▶ **Problema**
Imprime sin cambios las líneas que van desde la primera hasta la que contiene "- d-point-peak-4: [855, 1574, 885, 1604]", ambas incluidas.
--------
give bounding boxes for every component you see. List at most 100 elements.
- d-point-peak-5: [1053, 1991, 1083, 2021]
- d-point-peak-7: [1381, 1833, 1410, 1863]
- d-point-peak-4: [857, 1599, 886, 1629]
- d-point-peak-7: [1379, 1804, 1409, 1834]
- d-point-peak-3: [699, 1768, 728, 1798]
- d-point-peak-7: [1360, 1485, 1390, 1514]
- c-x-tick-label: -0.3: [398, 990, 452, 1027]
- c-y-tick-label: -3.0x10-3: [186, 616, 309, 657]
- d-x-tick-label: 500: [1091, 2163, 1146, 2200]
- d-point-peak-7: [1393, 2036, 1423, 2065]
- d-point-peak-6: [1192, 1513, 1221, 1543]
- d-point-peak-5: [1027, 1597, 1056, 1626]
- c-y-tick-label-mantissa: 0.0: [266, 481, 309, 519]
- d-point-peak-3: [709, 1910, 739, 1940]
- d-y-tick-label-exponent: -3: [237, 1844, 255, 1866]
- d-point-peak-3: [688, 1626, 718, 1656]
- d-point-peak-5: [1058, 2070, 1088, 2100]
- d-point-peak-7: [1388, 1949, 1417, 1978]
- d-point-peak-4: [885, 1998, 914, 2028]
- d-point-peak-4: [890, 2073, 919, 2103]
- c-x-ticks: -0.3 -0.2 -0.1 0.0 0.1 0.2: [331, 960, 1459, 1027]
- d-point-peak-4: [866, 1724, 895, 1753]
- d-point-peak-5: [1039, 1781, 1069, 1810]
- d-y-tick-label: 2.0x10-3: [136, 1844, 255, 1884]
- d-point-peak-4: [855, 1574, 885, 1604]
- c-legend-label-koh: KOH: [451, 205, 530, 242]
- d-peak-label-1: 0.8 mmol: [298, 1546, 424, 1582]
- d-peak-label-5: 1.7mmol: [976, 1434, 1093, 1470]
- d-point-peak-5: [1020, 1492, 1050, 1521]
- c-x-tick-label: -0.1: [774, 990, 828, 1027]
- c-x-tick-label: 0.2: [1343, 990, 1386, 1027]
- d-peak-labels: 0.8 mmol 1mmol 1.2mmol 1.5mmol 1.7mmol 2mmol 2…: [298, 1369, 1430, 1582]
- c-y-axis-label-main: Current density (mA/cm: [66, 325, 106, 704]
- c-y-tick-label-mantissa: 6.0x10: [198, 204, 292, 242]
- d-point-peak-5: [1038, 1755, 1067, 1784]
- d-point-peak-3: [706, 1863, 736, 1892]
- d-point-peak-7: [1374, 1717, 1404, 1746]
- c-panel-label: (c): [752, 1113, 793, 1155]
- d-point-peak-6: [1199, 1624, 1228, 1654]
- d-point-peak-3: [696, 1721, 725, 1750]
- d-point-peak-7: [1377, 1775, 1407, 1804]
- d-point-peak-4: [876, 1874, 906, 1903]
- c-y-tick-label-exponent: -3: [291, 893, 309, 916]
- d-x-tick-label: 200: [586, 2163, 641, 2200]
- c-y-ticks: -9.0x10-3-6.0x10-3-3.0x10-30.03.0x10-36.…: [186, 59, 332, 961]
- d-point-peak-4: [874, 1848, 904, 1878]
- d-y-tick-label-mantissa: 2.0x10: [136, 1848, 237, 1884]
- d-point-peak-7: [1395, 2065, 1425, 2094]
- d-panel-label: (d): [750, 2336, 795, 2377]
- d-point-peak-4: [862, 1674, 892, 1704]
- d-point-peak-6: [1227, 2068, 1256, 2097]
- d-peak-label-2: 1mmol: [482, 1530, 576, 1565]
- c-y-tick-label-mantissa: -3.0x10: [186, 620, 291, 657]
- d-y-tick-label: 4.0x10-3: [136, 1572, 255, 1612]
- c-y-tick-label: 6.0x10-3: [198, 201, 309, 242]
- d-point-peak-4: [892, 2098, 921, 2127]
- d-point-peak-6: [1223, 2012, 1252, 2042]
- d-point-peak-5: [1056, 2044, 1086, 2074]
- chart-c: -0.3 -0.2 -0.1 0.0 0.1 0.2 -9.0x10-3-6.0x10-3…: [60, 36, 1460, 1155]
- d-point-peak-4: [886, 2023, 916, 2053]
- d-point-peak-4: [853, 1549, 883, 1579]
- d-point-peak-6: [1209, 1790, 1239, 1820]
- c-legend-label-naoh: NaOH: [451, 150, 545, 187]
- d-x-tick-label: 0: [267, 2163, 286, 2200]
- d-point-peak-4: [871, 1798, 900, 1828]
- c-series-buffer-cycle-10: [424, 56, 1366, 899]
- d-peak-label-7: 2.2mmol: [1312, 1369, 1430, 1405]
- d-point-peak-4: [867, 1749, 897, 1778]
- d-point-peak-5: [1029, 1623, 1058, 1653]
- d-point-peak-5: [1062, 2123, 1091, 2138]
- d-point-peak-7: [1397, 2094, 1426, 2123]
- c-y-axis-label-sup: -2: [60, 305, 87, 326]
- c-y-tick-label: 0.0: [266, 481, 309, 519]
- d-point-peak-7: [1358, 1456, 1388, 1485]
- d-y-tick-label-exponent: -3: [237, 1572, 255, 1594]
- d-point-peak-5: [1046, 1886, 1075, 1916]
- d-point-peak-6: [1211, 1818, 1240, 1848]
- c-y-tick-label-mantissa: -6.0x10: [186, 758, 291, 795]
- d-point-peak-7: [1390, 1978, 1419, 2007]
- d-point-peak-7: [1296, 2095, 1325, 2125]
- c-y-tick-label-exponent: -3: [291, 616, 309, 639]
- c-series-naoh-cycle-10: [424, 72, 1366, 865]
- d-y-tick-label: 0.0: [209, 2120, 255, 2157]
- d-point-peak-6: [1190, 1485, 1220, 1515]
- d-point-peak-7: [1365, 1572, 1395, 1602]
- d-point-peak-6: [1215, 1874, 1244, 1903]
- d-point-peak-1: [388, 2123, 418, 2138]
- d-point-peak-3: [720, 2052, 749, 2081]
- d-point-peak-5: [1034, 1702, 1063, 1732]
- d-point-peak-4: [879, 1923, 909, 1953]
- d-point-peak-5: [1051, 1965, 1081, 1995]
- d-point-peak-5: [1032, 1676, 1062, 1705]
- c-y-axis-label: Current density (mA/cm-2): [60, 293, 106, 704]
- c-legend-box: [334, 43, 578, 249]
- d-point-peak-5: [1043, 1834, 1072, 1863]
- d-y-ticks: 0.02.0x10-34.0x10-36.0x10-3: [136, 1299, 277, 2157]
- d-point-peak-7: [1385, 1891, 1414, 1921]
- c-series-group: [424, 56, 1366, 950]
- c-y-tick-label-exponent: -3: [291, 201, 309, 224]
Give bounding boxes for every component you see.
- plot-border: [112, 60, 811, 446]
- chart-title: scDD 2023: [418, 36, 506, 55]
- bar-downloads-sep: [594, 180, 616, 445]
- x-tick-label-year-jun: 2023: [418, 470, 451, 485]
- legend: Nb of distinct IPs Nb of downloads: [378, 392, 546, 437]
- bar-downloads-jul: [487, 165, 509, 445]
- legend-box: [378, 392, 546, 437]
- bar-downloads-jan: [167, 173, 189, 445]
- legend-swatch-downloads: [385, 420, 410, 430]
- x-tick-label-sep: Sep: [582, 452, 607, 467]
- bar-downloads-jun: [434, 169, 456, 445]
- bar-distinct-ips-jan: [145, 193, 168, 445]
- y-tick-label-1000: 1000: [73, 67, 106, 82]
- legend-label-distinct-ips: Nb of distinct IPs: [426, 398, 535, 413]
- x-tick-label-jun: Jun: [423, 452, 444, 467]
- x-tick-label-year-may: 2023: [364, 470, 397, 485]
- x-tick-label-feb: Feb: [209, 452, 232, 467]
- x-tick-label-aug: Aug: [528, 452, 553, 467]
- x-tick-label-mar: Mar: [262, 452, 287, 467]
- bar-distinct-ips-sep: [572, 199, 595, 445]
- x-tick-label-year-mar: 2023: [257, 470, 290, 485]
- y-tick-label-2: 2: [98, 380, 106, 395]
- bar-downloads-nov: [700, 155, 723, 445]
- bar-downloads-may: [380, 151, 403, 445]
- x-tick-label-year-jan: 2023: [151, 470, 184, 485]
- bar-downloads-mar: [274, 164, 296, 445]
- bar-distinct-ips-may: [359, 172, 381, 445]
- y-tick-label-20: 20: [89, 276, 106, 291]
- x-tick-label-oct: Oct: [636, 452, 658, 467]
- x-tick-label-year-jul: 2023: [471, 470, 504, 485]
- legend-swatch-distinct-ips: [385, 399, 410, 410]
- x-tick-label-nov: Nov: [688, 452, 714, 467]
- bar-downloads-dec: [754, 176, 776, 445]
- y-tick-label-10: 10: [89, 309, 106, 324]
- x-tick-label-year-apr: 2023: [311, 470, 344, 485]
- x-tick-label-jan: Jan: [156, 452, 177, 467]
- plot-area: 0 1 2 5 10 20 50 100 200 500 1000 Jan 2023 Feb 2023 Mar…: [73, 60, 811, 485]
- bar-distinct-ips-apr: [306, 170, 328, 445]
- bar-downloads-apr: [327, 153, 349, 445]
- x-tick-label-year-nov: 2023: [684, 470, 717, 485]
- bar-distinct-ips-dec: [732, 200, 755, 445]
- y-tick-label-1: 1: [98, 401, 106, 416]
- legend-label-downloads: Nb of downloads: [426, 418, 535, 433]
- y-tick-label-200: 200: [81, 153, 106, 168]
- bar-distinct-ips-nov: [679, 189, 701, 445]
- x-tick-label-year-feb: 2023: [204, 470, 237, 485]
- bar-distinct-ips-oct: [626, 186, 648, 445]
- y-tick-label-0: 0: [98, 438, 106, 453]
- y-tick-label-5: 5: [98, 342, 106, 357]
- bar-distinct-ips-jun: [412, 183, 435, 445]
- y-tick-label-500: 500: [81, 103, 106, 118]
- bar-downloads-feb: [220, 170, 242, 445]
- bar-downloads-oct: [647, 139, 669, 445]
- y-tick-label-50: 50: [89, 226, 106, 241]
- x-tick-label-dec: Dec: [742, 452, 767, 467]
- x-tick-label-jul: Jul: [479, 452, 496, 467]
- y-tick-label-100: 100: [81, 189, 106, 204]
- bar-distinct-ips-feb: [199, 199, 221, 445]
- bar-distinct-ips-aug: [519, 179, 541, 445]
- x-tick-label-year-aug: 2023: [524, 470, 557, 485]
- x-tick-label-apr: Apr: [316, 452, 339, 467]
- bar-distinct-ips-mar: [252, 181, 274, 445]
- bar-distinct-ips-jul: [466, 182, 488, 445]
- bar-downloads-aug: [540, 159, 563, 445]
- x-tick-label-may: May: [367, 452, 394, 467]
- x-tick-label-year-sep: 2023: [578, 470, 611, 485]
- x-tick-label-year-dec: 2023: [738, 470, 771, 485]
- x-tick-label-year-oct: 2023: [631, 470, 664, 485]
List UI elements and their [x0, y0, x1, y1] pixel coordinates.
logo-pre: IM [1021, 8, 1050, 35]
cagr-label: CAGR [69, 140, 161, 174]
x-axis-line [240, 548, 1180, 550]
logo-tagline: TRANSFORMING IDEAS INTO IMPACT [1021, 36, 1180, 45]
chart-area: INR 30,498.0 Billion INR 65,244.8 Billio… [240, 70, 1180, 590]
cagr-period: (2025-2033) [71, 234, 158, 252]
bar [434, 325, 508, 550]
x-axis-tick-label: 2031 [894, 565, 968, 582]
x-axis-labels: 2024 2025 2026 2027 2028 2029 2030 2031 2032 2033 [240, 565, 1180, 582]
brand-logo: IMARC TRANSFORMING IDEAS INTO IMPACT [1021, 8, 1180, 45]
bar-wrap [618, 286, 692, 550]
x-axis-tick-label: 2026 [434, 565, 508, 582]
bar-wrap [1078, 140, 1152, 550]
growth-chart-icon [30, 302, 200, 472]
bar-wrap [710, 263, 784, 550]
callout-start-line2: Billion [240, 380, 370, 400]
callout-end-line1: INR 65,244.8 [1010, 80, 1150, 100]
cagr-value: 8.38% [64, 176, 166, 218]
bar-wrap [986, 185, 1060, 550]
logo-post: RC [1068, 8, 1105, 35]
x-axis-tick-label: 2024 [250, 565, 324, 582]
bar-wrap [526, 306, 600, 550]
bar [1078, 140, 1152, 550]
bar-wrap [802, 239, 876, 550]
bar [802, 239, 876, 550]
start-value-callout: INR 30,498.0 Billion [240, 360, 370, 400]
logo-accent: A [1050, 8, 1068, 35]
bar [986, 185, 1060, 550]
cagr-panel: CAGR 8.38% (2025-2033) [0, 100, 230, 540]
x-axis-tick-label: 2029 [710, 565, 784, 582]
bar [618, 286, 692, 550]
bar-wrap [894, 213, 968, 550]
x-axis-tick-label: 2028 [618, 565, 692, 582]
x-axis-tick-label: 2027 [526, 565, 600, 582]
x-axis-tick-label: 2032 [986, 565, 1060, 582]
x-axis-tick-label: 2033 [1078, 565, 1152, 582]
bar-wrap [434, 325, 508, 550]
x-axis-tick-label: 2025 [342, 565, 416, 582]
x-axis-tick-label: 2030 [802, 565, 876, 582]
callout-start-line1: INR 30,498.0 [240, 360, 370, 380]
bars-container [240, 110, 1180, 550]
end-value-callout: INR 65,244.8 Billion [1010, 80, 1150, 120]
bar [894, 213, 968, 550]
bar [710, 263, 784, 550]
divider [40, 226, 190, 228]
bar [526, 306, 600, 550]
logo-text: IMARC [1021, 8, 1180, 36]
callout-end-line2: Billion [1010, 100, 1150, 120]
--------
▶ **Respuesta del ejercicio**
give bounding boxes for every component you see. List at most 100 elements.
- d-point-peak-5: [1053, 1991, 1083, 2021]
- d-point-peak-7: [1381, 1833, 1410, 1863]
- d-point-peak-4: [857, 1599, 886, 1629]
- d-point-peak-7: [1379, 1804, 1409, 1834]
- d-point-peak-3: [699, 1768, 728, 1798]
- d-point-peak-7: [1360, 1485, 1390, 1514]
- c-x-tick-label: -0.3: [398, 990, 452, 1027]
- c-y-tick-label: -3.0x10-3: [186, 616, 309, 657]
- d-x-tick-label: 500: [1091, 2163, 1146, 2200]
- d-point-peak-7: [1393, 2036, 1423, 2065]
- d-point-peak-6: [1192, 1513, 1221, 1543]
- d-point-peak-5: [1027, 1597, 1056, 1626]
- c-y-tick-label-mantissa: 0.0: [266, 481, 309, 519]
- d-point-peak-3: [709, 1910, 739, 1940]
- d-y-tick-label-exponent: -3: [237, 1844, 255, 1866]
- d-point-peak-3: [688, 1626, 718, 1656]
- d-point-peak-5: [1058, 2070, 1088, 2100]
- d-point-peak-7: [1388, 1949, 1417, 1978]
- d-point-peak-4: [885, 1998, 914, 2028]
- d-point-peak-4: [890, 2073, 919, 2103]
- c-x-ticks: -0.3 -0.2 -0.1 0.0 0.1 0.2: [331, 960, 1459, 1027]
- d-point-peak-4: [866, 1724, 895, 1753]
- d-point-peak-5: [1039, 1781, 1069, 1810]
- d-y-tick-label: 2.0x10-3: [136, 1844, 255, 1884]
- d-point-peak-4: [855, 1574, 885, 1604]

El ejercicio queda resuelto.